- **Task requirements**: Convert the lines of the first block of items, from the line holding "top-fragment-line bbox=[38, 237, 688, 239]" through the line holding "top-fragment-label: 2,860 bbox=[360, 215, 393, 230]", inclusive, into a JSON list of strings with one string per line, omitting blank lines.

#####

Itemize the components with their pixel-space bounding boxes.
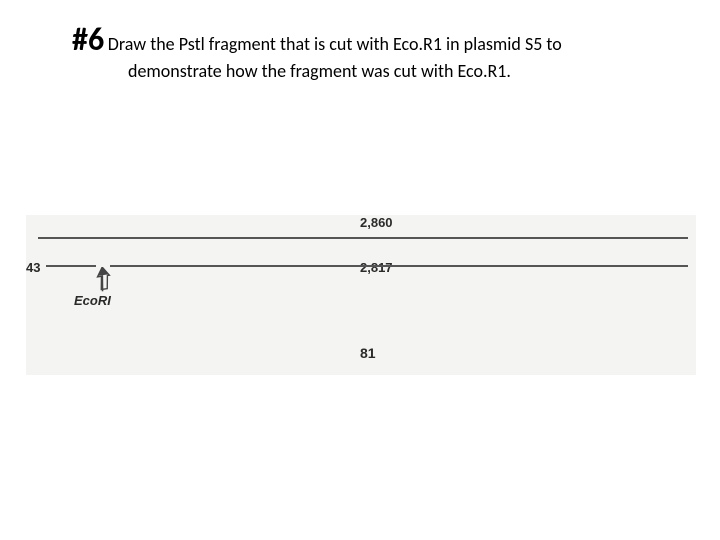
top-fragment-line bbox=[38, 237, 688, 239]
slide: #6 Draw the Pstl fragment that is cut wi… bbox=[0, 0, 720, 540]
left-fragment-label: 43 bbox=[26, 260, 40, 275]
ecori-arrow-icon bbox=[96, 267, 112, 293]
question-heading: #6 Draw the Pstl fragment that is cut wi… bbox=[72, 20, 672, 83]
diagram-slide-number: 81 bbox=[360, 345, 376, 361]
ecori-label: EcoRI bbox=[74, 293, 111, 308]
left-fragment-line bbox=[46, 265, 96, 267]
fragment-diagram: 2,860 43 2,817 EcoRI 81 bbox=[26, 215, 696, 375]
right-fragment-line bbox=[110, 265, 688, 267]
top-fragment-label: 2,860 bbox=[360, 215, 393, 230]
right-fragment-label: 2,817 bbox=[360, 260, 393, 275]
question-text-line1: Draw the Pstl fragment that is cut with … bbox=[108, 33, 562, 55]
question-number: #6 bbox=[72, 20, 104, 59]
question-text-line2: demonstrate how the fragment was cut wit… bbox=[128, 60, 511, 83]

#####

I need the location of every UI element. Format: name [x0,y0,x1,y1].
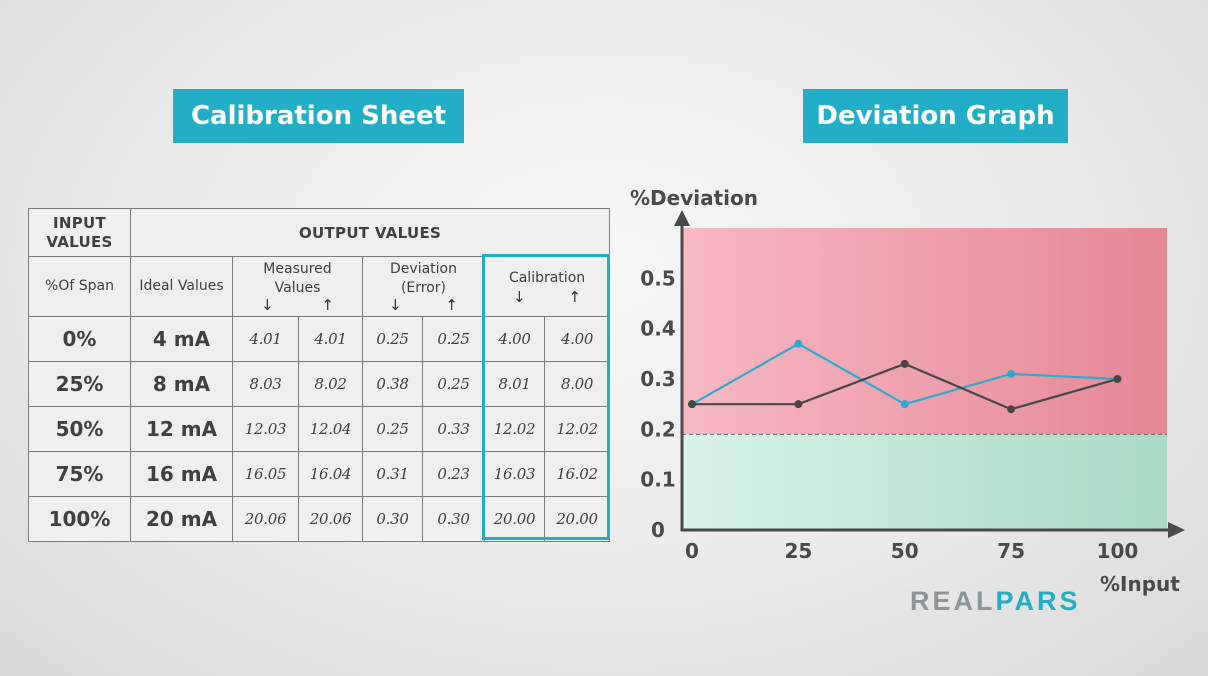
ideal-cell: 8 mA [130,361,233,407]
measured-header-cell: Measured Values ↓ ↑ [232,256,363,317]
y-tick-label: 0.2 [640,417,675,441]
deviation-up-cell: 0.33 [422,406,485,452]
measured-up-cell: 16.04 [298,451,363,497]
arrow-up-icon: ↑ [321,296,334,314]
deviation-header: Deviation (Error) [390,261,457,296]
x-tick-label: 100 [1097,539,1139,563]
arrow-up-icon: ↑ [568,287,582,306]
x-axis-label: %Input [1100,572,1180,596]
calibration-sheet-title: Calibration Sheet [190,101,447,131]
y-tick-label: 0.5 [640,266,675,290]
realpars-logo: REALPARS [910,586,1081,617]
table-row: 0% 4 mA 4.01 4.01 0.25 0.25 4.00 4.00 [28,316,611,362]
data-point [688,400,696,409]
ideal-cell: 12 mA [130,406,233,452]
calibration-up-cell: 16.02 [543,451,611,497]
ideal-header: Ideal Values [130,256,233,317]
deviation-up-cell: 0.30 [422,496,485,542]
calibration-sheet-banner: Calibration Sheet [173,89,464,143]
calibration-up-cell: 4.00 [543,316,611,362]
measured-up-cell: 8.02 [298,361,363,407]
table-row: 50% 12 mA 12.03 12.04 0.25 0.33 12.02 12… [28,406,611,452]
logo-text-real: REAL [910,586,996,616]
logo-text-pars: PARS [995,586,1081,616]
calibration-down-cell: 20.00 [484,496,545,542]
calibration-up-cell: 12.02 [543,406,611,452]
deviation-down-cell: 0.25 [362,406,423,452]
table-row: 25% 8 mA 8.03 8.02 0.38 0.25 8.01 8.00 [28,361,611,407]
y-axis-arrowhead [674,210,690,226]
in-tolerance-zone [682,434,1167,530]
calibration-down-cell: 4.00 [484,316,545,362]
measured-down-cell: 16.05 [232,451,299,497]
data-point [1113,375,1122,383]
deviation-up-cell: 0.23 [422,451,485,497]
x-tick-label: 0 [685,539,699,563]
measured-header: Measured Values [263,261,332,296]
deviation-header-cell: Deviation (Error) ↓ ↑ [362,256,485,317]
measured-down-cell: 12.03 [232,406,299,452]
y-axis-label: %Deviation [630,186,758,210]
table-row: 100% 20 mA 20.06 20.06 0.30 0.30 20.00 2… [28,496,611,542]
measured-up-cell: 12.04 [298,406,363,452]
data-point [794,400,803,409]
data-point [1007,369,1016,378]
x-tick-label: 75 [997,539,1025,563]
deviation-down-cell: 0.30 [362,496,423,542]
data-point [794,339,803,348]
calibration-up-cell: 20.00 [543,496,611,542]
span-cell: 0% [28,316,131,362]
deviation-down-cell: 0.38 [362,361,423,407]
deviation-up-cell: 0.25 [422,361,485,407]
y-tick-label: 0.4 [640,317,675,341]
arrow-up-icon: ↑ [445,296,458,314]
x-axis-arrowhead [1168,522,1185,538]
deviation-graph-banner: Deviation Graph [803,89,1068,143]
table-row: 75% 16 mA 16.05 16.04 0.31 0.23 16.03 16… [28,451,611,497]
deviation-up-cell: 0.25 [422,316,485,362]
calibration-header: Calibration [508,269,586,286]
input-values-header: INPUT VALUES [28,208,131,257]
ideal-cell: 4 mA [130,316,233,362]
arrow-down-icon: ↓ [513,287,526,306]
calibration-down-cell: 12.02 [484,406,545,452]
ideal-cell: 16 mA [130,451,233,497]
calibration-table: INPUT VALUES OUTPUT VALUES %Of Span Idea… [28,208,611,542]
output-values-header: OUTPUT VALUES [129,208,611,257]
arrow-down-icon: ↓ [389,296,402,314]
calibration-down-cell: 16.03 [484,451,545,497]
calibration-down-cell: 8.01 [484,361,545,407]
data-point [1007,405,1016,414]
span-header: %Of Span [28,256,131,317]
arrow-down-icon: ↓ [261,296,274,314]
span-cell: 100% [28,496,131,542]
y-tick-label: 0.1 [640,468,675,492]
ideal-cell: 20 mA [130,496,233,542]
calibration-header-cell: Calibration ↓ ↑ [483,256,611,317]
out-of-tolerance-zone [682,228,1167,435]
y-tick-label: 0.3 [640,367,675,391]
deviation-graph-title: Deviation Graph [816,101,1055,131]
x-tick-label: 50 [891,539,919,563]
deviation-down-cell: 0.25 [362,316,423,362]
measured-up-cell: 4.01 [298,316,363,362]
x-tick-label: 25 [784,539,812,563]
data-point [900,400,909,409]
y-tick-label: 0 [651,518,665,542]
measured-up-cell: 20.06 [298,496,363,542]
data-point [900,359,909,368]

#####

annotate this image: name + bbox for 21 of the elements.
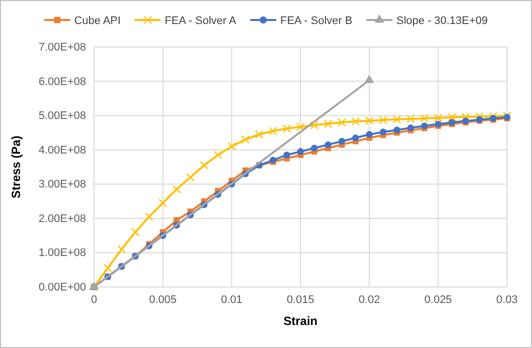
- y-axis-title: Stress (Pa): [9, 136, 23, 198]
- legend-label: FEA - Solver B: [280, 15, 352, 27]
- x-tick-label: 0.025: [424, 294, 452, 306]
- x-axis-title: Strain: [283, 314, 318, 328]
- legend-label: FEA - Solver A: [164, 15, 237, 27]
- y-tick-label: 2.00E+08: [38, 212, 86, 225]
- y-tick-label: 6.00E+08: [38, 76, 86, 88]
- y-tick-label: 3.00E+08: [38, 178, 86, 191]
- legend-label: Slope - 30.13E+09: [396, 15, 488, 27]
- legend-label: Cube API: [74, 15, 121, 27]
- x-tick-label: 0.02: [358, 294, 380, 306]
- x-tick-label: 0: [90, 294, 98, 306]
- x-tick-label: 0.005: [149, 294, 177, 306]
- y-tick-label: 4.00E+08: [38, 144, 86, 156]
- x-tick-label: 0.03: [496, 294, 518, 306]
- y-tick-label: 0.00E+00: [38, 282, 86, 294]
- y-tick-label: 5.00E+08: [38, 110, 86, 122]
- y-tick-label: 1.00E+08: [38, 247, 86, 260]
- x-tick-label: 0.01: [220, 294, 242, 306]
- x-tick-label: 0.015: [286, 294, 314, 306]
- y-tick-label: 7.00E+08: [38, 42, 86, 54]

#####

- **Answer to this task**:
[
  "top-fragment-line bbox=[38, 237, 688, 239]",
  "slide: #6 Draw the Pstl fragment that is cut wi… bbox=[0, 0, 720, 540]",
  "left-fragment-label: 43 bbox=[26, 260, 40, 275]",
  "ecori-arrow-icon bbox=[96, 267, 112, 293]",
  "question-heading: #6 Draw the Pstl fragment that is cut wi… bbox=[72, 20, 672, 83]",
  "diagram-slide-number: 81 bbox=[360, 345, 376, 361]",
  "ecori-label: EcoRI bbox=[74, 293, 111, 308]",
  "left-fragment-line bbox=[46, 265, 96, 267]",
  "fragment-diagram: 2,860 43 2,817 EcoRI 81 bbox=[26, 215, 696, 375]",
  "right-fragment-line bbox=[110, 265, 688, 267]",
  "top-fragment-label: 2,860 bbox=[360, 215, 393, 230]"
]